WRITTEN EXERCISE A =
In the text on Korean War air operations, who relieved GENL MacArthur as CinCFE in April 1951?
WRITTEN EXERCISE B =
Quote word for word the part of the records that begins with their first line and ends with the line containing "table-row[interactable]: Nexus 5", with both of those lines included.

TEXT SECTION =

Again, the USAF took great pride in their “daylight precision bombing”, particularly from B-29s. However, the USN cleaned up USAF B-29 failures many times, e.g. Wonsan oil refinery 13 July 1950 and the Seoul rail bridge 19 August 1950. Many argue that the war was brought to a conclusion not because of USAF influence but because of the USN’s shifts to heavy air strikes on strategic targets, particularly power plants, in June-October 1952.

In contrast to some rather bombastic USAF and USN overclaims, RAN aircrew claims were deliberately conservative. For instance, RAN aircrew claimed a North Korean Army divisional headquarters building destroyed in 6 October 1951 raid, but nothing else. An American Army ground-based intelligence source, “Leopard”, credited the same raid with not only destroying that building but also many troops, stores, vehicles, outlying shacks and other booty. RAN aircrew found this very hard to believe and it was never included in any formal RAN damage claims.

Some very high quality photographic data led to Sydney claiming no rail or road bridge standing in the RAN sector on completion of one patrol in late November 1951. That included the important main rail line running south from Pyongyang. Days later, a major USAF intelligence summary reported rail traffic unhindered and operating at normal capacity throughout North Korea. Again, RAN aircrew found this hard to believe, at least for the sector they controlled. Subsequent recon missions showed many of the bridges had been destroyed, but the tireless enemy engineers had built a replacement bridge in a few days or weeks after the successful strike.

It was perhaps no coincidence that about that time that even the USAF Fifth Air Force was trying to convince the CinCFE (GENL Ridgway, who had relieved the sacked GENL MacArthur in April 1951) that it was time to change its costly Operation Strangle strategy.

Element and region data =
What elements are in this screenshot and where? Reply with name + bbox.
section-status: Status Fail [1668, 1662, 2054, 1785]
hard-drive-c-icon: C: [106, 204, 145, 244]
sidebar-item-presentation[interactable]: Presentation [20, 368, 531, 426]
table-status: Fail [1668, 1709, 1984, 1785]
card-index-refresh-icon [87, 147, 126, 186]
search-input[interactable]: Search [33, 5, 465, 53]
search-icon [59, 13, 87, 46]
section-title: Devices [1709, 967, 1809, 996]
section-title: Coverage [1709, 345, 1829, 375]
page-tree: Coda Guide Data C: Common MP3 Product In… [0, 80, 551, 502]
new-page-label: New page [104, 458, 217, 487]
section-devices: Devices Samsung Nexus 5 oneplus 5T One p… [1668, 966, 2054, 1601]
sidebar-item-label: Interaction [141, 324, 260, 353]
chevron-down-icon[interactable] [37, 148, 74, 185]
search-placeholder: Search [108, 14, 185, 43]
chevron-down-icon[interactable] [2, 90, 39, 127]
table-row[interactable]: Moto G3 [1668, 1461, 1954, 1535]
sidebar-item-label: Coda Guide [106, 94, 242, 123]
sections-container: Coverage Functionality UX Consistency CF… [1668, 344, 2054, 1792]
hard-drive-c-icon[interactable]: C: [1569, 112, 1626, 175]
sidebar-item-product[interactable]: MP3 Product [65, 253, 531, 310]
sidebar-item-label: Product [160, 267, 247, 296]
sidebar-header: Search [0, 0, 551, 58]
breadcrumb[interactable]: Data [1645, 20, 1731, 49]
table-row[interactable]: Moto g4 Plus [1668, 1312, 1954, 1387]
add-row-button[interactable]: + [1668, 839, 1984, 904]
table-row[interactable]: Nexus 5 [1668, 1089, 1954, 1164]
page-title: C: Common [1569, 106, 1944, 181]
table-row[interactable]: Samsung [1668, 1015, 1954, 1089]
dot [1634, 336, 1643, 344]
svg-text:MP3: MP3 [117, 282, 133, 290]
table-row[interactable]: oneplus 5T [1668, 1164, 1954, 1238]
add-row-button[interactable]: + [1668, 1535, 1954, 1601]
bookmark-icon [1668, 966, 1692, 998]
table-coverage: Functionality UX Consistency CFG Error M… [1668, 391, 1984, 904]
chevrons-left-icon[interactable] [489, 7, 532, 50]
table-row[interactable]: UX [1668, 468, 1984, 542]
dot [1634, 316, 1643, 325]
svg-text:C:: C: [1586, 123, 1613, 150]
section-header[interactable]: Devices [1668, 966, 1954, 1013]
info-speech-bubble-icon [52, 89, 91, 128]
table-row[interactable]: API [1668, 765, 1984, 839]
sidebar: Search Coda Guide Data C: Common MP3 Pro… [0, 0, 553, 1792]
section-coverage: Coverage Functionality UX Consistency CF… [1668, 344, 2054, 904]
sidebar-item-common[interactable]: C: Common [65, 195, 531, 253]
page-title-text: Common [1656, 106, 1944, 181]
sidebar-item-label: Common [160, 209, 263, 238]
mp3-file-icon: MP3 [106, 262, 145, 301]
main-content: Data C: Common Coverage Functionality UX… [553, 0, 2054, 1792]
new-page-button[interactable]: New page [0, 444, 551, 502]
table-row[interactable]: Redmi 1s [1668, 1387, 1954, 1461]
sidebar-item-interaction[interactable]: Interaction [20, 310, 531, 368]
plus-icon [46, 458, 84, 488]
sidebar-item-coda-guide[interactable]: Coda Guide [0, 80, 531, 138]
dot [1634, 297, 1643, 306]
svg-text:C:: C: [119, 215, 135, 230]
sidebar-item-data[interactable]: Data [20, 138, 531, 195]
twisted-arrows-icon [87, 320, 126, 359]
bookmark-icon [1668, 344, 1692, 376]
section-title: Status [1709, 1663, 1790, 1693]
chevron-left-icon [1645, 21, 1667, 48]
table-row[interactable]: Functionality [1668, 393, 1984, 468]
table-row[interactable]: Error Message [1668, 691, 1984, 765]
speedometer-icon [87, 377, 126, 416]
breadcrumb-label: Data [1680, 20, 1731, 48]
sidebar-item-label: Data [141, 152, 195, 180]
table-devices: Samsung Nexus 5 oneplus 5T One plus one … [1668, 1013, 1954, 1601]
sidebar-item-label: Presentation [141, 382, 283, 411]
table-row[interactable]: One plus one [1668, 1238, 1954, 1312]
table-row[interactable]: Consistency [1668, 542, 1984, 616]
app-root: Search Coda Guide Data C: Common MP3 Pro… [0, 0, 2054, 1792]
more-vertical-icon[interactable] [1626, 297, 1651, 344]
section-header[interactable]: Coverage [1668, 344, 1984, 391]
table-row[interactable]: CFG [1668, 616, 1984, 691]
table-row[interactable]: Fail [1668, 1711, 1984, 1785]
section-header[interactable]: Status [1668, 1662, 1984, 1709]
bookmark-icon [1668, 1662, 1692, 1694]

WRITTEN ANSWER A =
GENL Ridgway.

WRITTEN ANSWER B =
What elements are in this screenshot and where? Reply with name + bbox.
section-status: Status Fail [1668, 1662, 2054, 1785]
hard-drive-c-icon: C: [106, 204, 145, 244]
sidebar-item-presentation[interactable]: Presentation [20, 368, 531, 426]
table-status: Fail [1668, 1709, 1984, 1785]
card-index-refresh-icon [87, 147, 126, 186]
search-input[interactable]: Search [33, 5, 465, 53]
search-icon [59, 13, 87, 46]
section-title: Devices [1709, 967, 1809, 996]
section-title: Coverage [1709, 345, 1829, 375]
page-tree: Coda Guide Data C: Common MP3 Product In… [0, 80, 551, 502]
new-page-label: New page [104, 458, 217, 487]
section-devices: Devices Samsung Nexus 5 oneplus 5T One p… [1668, 966, 2054, 1601]
sidebar-item-label: Interaction [141, 324, 260, 353]
chevron-down-icon[interactable] [37, 148, 74, 185]
search-placeholder: Search [108, 14, 185, 43]
chevron-down-icon[interactable] [2, 90, 39, 127]
table-row[interactable]: Moto G3 [1668, 1461, 1954, 1535]
sidebar-item-label: Coda Guide [106, 94, 242, 123]
sections-container: Coverage Functionality UX Consistency CF… [1668, 344, 2054, 1792]
hard-drive-c-icon[interactable]: C: [1569, 112, 1626, 175]
sidebar-item-product[interactable]: MP3 Product [65, 253, 531, 310]
sidebar-item-label: Product [160, 267, 247, 296]
sidebar-header: Search [0, 0, 551, 58]
breadcrumb[interactable]: Data [1645, 20, 1731, 49]
table-row[interactable]: Moto g4 Plus [1668, 1312, 1954, 1387]
add-row-button[interactable]: + [1668, 839, 1984, 904]
table-row[interactable]: Nexus 5 [1668, 1089, 1954, 1164]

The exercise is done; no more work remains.